DIRECTIONS FOR THIS TASK:
From the entries below, copy out all lines holding "Storti".

DATA FOR THIS TASK:
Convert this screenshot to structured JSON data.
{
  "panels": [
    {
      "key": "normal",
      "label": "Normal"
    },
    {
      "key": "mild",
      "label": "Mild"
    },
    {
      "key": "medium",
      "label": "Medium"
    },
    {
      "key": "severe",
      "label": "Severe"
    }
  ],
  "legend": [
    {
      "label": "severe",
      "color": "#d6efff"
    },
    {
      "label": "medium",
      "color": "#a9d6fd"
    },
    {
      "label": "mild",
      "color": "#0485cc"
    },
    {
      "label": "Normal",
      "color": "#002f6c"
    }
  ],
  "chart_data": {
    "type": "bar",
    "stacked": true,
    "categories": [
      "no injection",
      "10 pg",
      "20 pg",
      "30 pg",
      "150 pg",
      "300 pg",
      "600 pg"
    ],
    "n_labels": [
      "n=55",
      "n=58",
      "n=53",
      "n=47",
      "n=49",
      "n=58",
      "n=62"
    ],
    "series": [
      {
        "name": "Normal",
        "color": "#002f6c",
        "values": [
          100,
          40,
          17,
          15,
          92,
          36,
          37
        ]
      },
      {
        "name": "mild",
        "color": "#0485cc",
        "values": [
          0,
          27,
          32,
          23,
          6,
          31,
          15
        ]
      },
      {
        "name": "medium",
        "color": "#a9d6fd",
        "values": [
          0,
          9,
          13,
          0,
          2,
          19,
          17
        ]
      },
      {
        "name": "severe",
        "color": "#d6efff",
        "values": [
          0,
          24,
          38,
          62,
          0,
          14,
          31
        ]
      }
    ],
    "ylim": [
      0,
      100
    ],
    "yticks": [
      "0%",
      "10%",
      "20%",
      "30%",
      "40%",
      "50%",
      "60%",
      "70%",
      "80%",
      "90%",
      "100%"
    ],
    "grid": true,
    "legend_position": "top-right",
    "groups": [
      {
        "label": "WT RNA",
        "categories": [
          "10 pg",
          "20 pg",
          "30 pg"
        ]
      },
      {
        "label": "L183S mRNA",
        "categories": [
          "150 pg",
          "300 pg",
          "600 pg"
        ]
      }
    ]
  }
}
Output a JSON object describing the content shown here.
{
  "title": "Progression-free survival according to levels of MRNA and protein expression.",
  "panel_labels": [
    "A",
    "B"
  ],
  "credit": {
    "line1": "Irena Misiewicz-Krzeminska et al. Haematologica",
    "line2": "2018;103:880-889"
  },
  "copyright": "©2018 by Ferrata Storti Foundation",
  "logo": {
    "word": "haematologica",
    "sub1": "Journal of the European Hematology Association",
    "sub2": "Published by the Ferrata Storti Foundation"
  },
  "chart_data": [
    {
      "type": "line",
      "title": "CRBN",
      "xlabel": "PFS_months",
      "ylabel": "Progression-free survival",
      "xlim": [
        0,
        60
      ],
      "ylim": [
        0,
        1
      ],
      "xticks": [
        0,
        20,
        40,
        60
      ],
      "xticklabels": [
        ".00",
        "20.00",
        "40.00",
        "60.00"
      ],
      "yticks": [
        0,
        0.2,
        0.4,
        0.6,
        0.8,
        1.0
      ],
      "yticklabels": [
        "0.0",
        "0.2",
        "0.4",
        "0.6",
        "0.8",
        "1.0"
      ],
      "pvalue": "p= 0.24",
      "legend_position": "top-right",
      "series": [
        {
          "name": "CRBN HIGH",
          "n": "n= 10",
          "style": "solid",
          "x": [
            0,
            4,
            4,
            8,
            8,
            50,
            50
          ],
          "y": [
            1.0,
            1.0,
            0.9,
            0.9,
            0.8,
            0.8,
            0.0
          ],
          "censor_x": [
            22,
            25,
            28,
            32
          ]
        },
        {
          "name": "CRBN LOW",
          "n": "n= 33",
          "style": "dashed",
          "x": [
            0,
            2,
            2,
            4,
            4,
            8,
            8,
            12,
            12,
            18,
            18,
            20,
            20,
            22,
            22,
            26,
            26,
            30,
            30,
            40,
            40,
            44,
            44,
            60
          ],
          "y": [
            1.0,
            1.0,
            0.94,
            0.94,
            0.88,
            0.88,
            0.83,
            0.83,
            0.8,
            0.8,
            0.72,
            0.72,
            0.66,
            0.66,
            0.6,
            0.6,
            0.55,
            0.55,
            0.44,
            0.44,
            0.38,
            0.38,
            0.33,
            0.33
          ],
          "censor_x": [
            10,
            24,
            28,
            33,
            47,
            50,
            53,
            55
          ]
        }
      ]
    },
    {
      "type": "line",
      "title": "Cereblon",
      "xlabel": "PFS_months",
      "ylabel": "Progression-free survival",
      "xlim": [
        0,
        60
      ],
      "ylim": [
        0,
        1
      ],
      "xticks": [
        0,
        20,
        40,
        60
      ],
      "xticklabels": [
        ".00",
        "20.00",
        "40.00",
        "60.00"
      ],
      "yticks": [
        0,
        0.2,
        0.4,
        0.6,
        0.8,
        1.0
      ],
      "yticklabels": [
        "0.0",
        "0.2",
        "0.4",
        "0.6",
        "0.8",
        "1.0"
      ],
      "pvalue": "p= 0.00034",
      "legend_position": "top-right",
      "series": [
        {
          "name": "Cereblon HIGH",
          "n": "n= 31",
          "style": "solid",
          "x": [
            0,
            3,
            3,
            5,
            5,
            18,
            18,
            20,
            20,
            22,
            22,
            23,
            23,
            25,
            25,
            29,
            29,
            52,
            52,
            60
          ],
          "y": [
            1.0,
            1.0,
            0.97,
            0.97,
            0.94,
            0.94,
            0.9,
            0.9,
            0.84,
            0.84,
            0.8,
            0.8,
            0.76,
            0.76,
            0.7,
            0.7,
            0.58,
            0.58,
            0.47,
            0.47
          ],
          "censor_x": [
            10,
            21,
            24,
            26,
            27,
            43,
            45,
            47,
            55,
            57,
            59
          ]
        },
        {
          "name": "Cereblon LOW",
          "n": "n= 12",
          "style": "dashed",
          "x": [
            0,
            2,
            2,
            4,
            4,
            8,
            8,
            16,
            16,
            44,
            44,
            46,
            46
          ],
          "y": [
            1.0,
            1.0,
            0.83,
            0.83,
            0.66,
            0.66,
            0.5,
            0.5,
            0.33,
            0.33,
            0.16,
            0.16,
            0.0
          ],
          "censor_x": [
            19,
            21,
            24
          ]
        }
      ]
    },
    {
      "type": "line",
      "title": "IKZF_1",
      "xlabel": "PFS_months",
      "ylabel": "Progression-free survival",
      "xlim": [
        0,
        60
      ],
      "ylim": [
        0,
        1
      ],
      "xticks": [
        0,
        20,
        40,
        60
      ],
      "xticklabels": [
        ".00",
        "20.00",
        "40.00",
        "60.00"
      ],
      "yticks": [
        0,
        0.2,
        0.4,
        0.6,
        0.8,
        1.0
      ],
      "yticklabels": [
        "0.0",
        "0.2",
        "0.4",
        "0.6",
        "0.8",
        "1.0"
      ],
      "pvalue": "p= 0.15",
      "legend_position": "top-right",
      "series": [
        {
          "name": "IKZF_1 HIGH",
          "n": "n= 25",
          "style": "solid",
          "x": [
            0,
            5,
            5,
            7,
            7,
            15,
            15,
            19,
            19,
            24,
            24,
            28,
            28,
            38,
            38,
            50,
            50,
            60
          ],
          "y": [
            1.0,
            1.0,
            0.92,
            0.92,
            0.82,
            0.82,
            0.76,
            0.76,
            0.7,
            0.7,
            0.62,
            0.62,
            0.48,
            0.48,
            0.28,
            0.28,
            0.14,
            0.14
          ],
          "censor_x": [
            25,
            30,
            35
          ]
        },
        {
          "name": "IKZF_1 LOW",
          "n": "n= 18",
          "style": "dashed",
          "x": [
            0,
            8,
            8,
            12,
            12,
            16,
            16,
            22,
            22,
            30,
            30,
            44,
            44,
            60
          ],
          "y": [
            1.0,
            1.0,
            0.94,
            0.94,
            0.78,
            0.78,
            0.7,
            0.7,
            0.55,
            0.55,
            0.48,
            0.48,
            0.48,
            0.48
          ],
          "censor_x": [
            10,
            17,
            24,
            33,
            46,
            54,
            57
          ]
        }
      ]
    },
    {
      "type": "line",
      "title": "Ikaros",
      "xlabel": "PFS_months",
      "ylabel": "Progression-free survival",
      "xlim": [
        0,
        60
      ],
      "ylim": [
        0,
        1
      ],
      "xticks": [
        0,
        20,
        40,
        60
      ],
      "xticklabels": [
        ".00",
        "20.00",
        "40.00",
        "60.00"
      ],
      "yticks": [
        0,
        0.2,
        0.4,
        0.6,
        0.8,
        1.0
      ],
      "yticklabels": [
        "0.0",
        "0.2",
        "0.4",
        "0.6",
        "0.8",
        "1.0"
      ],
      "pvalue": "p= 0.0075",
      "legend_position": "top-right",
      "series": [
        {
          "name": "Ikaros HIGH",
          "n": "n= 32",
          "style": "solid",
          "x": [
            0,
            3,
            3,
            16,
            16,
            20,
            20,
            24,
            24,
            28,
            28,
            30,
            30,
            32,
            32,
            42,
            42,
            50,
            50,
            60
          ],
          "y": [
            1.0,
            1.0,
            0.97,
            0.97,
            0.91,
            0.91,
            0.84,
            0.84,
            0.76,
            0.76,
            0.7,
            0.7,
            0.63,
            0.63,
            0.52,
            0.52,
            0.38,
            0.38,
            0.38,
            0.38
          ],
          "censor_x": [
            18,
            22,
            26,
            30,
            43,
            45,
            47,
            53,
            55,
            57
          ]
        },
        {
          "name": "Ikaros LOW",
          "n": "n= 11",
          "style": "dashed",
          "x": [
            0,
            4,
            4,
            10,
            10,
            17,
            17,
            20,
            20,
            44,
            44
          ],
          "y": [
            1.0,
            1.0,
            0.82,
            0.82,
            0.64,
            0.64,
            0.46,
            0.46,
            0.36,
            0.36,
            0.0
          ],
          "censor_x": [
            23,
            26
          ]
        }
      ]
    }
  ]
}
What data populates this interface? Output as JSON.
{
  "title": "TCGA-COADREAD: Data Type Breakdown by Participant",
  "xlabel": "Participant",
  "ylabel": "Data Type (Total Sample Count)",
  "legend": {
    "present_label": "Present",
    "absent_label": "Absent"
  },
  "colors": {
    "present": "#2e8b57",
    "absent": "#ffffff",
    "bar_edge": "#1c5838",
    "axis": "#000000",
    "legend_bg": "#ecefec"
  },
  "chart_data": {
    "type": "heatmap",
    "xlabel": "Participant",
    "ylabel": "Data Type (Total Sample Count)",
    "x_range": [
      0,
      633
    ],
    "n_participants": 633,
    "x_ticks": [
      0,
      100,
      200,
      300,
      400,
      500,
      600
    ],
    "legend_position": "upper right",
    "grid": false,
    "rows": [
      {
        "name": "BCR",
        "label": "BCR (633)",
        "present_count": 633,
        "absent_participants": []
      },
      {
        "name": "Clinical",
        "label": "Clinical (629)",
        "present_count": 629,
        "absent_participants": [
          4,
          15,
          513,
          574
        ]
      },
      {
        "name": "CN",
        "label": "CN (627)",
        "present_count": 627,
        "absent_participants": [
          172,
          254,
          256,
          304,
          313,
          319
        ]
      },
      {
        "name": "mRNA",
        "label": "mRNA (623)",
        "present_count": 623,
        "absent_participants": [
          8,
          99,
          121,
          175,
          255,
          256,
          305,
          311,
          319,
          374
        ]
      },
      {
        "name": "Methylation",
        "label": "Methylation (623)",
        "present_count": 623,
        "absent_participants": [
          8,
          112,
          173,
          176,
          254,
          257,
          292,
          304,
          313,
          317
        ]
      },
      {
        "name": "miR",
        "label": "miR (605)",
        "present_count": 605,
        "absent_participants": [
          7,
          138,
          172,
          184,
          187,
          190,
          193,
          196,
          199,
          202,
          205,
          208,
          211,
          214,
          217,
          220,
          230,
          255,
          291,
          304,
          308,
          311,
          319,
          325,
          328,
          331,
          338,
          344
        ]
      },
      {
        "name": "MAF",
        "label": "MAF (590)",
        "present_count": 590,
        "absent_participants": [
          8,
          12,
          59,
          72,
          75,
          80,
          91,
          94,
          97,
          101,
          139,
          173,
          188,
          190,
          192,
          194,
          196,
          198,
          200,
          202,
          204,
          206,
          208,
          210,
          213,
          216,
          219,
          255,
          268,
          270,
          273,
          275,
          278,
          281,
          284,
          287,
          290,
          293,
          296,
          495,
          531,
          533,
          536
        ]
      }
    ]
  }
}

EXERCISE RESPONSE:
  "copyright": "©2018 by Ferrata Storti Foundation",
    "sub2": "Published by the Ferrata Storti Foundation"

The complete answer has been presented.